TEXTE SOURCE
⁂

Le curateur a plaidé que le congé avait été donné pour un faux motif, la sous-location étant contestée, de sorte qu'un jugement d'évacuation serait contraire à la bonne foi et constituerait un abus de droit. La requête devait également être rejetée compte tenu de la santé fragile et de l'âge de sa protégée, ainsi que de sa situation financière. Il a conclu au rejet de la requête, subsidiairement à une nouvelle convocation des parties et, plus subsidiairement, à l'octroi d'un sursis humanitaire le plus long possible mais d'au minimum 12 mois.
A______ SA a persisté dans sa requête, s'est opposée à une nouvelle convocation, a rappelé que le motif du congé ne pouvait plus être contesté à ce stade, et s'est opposée à l'octroi d'un sursis humanitaire, un délai ayant déjà été accordé, dès lors que la résiliation avait été effectuée pour le 31 janvier 2024.
A l'issue de l'audience, le Tribunal a gardé la cause à juger.
1. 1.1 L'appel est recevable contre les décisions finales et les décisions incidentes de première instance (art. 308 al. 1 let. a CPC). Dans les affaires patrimoniales, l'appel est recevable si la valeur litigieuse au dernier état des conclusions est de 10'000 fr. au moins (art. 308 al. 2 CPC).
Les contestations portant sur l'usage d'une chose louée sont de nature pécuniaire (arrêts du Tribunal fédéral 4A_388/2016 du 15 mars 2017 consid. 1; 4A_72/2007 du 22 août 2007 consid. 2).

⁂

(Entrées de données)
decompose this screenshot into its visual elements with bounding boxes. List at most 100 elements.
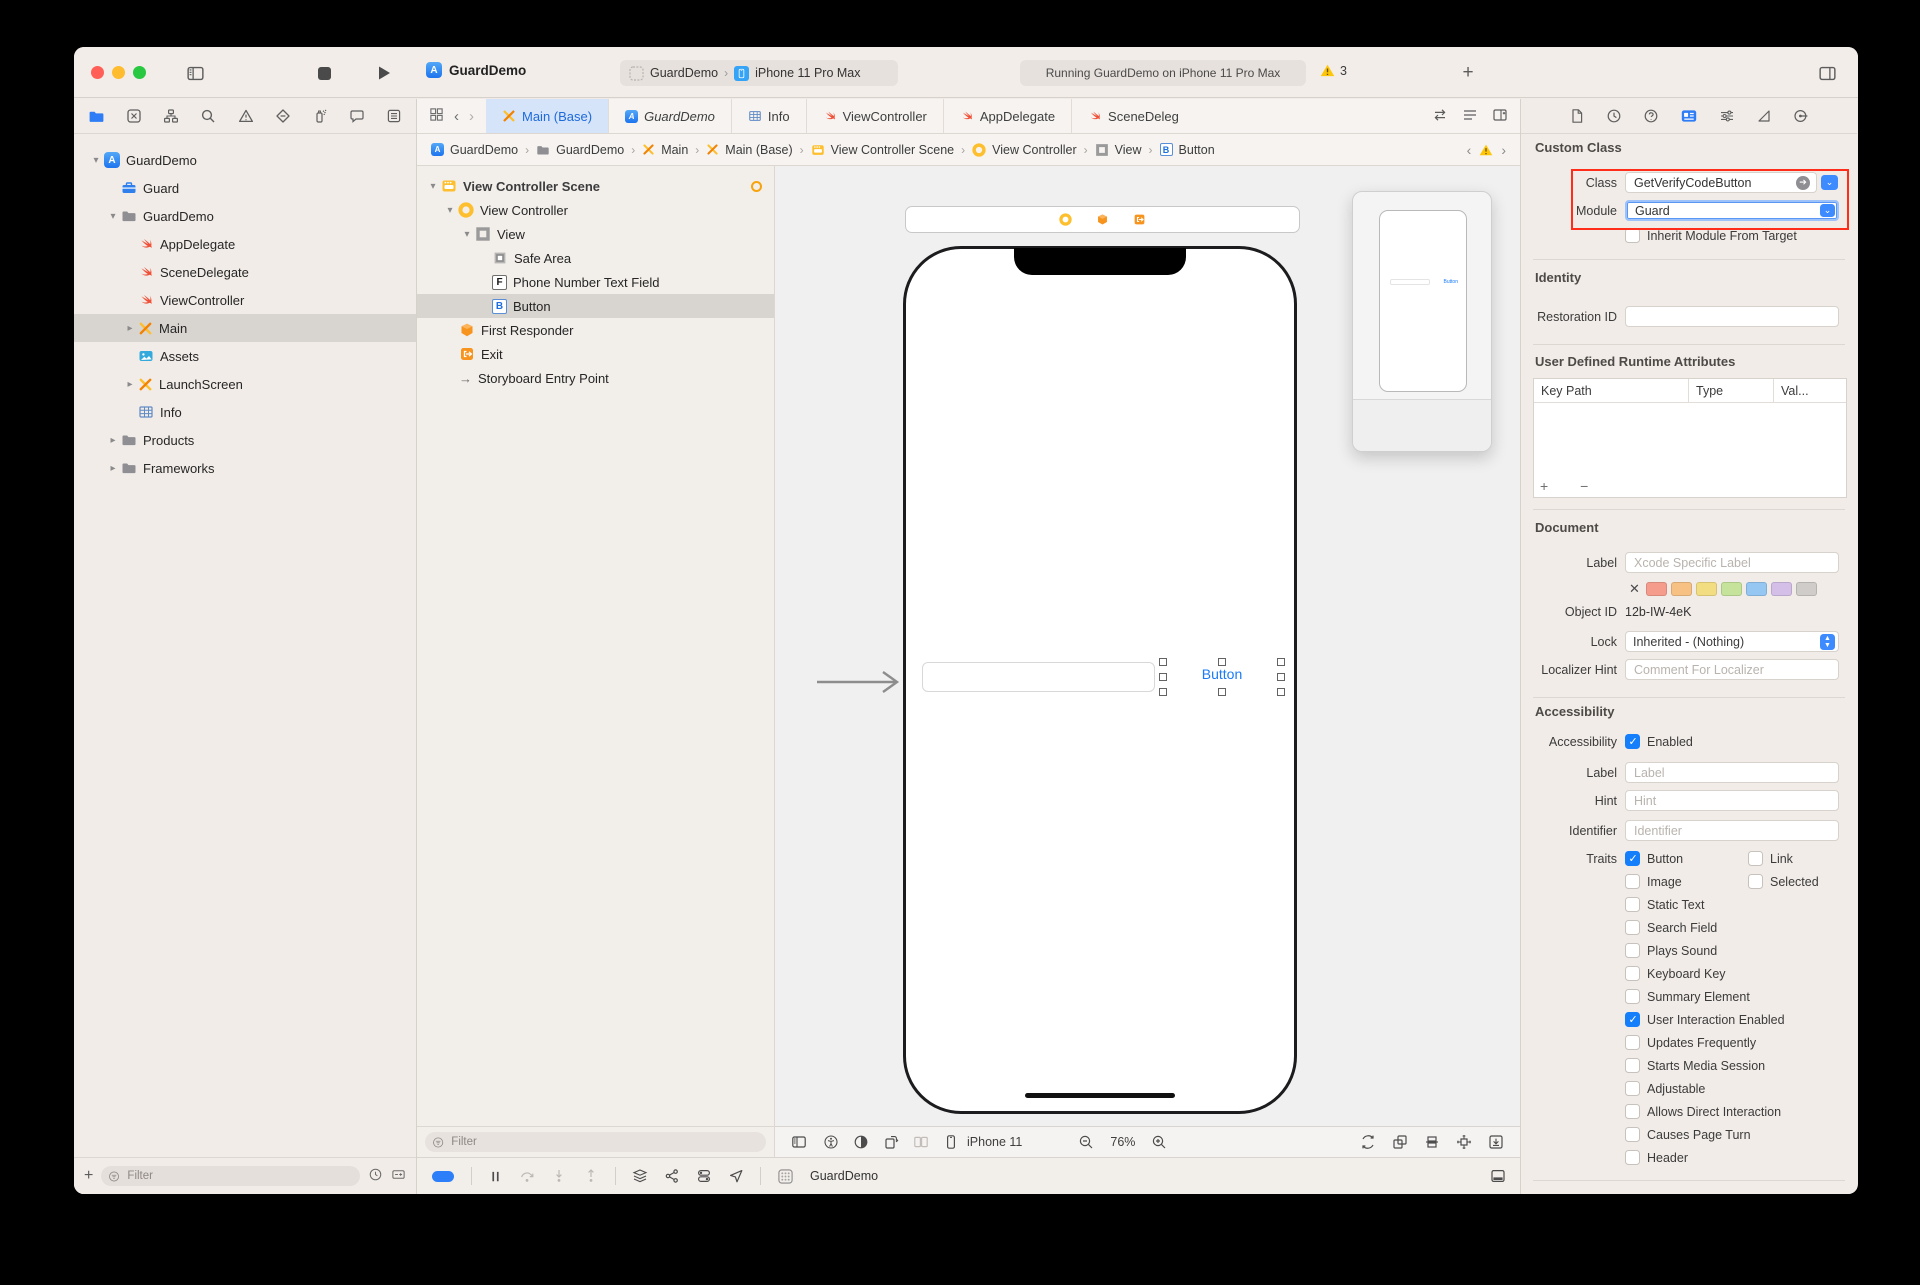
exit-icon[interactable]	[1133, 213, 1146, 226]
trait-image-checkbox[interactable]	[1625, 874, 1640, 889]
outline-item[interactable]: →Storyboard Entry Point	[417, 366, 774, 390]
canvas-minimap[interactable]: Button	[1352, 191, 1492, 452]
tab-info[interactable]: Info	[732, 99, 807, 133]
tree-item-group[interactable]: ▸Products	[74, 426, 416, 454]
no-color-button[interactable]: ✕	[1629, 581, 1640, 597]
zoom-in-icon[interactable]	[1151, 1134, 1167, 1150]
appearance-toggle-icon[interactable]	[853, 1134, 869, 1150]
trait-summary-element-checkbox[interactable]	[1625, 989, 1640, 1004]
issue-navigator-icon[interactable]	[238, 108, 254, 124]
navigator-filter-input[interactable]	[125, 1169, 353, 1183]
tree-item-group[interactable]: ▸Frameworks	[74, 454, 416, 482]
project-navigator-icon[interactable]	[88, 108, 105, 125]
device-icon[interactable]	[943, 1134, 959, 1150]
source-control-filter-icon[interactable]	[391, 1167, 406, 1185]
simulate-location-icon[interactable]	[728, 1168, 744, 1184]
tree-item[interactable]: AppDelegate	[74, 230, 416, 258]
trait-updates-frequently-checkbox[interactable]	[1625, 1035, 1640, 1050]
module-dropdown-button[interactable]: ⌄	[1820, 204, 1835, 217]
test-navigator-icon[interactable]	[275, 108, 291, 124]
document-label-input[interactable]	[1632, 555, 1832, 571]
color-swatch-orange[interactable]	[1671, 582, 1692, 596]
file-inspector-icon[interactable]	[1569, 108, 1585, 124]
connections-inspector-icon[interactable]	[1793, 108, 1809, 124]
tab-main-storyboard[interactable]: Main (Base)	[486, 99, 609, 133]
tree-item[interactable]: Assets	[74, 342, 416, 370]
zoom-level[interactable]: 76%	[1110, 1135, 1135, 1149]
next-issue-button[interactable]: ›	[1501, 142, 1506, 158]
jump-item[interactable]: View Controller	[992, 143, 1077, 157]
add-remove-attribute-buttons[interactable]: + −	[1540, 478, 1602, 494]
trait-plays-sound-checkbox[interactable]	[1625, 943, 1640, 958]
search-icon[interactable]	[200, 108, 216, 124]
trait-direct-interaction-checkbox[interactable]	[1625, 1104, 1640, 1119]
trait-adjustable-checkbox[interactable]	[1625, 1081, 1640, 1096]
trait-link-checkbox[interactable]	[1748, 851, 1763, 866]
add-constraints-icon[interactable]	[1456, 1134, 1472, 1150]
tree-item[interactable]: Info	[74, 398, 416, 426]
tree-item[interactable]: ViewController	[74, 286, 416, 314]
outline-item[interactable]: ▾View Controller	[417, 198, 774, 222]
selection-handle[interactable]	[1218, 688, 1226, 696]
tree-item-selected[interactable]: ▸Main	[74, 314, 416, 342]
previous-issue-button[interactable]: ‹	[1467, 142, 1472, 158]
navigator-filter-field[interactable]	[101, 1166, 360, 1186]
trait-starts-media-checkbox[interactable]	[1625, 1058, 1640, 1073]
trait-static-text-checkbox[interactable]	[1625, 897, 1640, 912]
outline-toggle-icon[interactable]	[791, 1134, 807, 1150]
tree-item-group[interactable]: ▾GuardDemo	[74, 202, 416, 230]
tree-item[interactable]: ▸LaunchScreen	[74, 370, 416, 398]
tree-item-project[interactable]: ▾GuardDemo	[74, 146, 416, 174]
color-swatch-purple[interactable]	[1771, 582, 1792, 596]
class-field[interactable]: ➔	[1625, 172, 1817, 193]
recent-files-filter-icon[interactable]	[368, 1167, 383, 1185]
zoom-out-icon[interactable]	[1078, 1134, 1094, 1150]
jump-item[interactable]: Main (Base)	[725, 143, 792, 157]
trait-user-interaction-checkbox[interactable]	[1625, 1012, 1640, 1027]
tab-scenedelegate[interactable]: SceneDeleg	[1072, 99, 1195, 133]
memory-graph-icon[interactable]	[664, 1168, 680, 1184]
outline-item[interactable]: ▾View	[417, 222, 774, 246]
close-window-button[interactable]	[91, 66, 104, 79]
tree-item[interactable]: SceneDelegate	[74, 258, 416, 286]
restoration-id-input[interactable]	[1632, 309, 1832, 325]
accessibility-label-field[interactable]	[1625, 762, 1839, 783]
accessibility-label-input[interactable]	[1632, 765, 1832, 781]
outline-item[interactable]: Exit	[417, 342, 774, 366]
identity-inspector-icon[interactable]	[1680, 107, 1698, 125]
accessibility-preview-icon[interactable]	[823, 1134, 839, 1150]
add-editor-icon[interactable]	[1492, 107, 1508, 126]
jump-to-class-button[interactable]: ➔	[1796, 176, 1810, 190]
code-review-icon[interactable]	[1432, 107, 1448, 126]
navigator-sidebar-toggle-icon[interactable]	[184, 62, 206, 84]
related-items-icon[interactable]	[429, 107, 444, 125]
outline-filter-input[interactable]	[449, 1135, 759, 1149]
pause-icon[interactable]	[488, 1169, 503, 1184]
localizer-hint-field[interactable]	[1625, 659, 1839, 680]
color-swatch-yellow[interactable]	[1696, 582, 1717, 596]
module-input[interactable]	[1633, 203, 1820, 219]
jump-item[interactable]: Button	[1179, 143, 1215, 157]
embed-icon[interactable]	[1392, 1134, 1408, 1150]
trait-causes-page-turn-checkbox[interactable]	[1625, 1127, 1640, 1142]
accessibility-identifier-input[interactable]	[1632, 823, 1832, 839]
color-swatch-red[interactable]	[1646, 582, 1667, 596]
scene-header-bar[interactable]	[905, 206, 1300, 233]
resolve-autolayout-icon[interactable]	[1488, 1134, 1504, 1150]
runtime-attributes-table[interactable]: Key Path Type Val... + −	[1533, 378, 1847, 498]
size-inspector-icon[interactable]	[1756, 108, 1772, 124]
trait-search-field-checkbox[interactable]	[1625, 920, 1640, 935]
accessibility-hint-input[interactable]	[1632, 793, 1832, 809]
selection-handle[interactable]	[1218, 658, 1226, 666]
source-control-icon[interactable]	[126, 108, 142, 124]
selection-handle[interactable]	[1159, 658, 1167, 666]
scheme-selector[interactable]: GuardDemo › iPhone 11 Pro Max	[620, 60, 898, 86]
localizer-hint-input[interactable]	[1632, 662, 1832, 678]
update-frames-icon[interactable]	[1360, 1134, 1376, 1150]
color-swatch-green[interactable]	[1721, 582, 1742, 596]
color-swatch-gray[interactable]	[1796, 582, 1817, 596]
forward-button[interactable]: ›	[469, 108, 474, 125]
back-button[interactable]: ‹	[454, 108, 459, 125]
inspector-sidebar-toggle-icon[interactable]	[1816, 62, 1838, 84]
selected-button[interactable]: Button	[1185, 666, 1259, 682]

⁂

EXERCICES
1) Répondez aux questions suivantes sur le texte source :
(a) Quelle durée minimale de sursis humanitaire le curateur a-t-il demandée ?
(b) Pour quelle date la résiliation avait-elle été effectuée ?
(c) Dans les affaires patrimoniales, à partir de quelle valeur litigieuse l'appel est-il recevable ?
2) Recopiez sans rien changer le passage du texte source situé entre "1. 1.1 L'appel" et "al. 2 CPC).", ces deux bornes comprises.

RÉPONSES DANS L'ORDRE
1)
(a) 12 mois.
(b) Le 31 janvier 2024.
(c) 10'000 fr. au moins.

2)
1. 1.1 L'appel est recevable contre les décisions finales et les décisions incidentes de première instance (art. 308 al. 1 let. a CPC). Dans les affaires patrimoniales, l'appel est recevable si la valeur litigieuse au dernier état des conclusions est de 10'000 fr. au moins (art. 308 al. 2 CPC).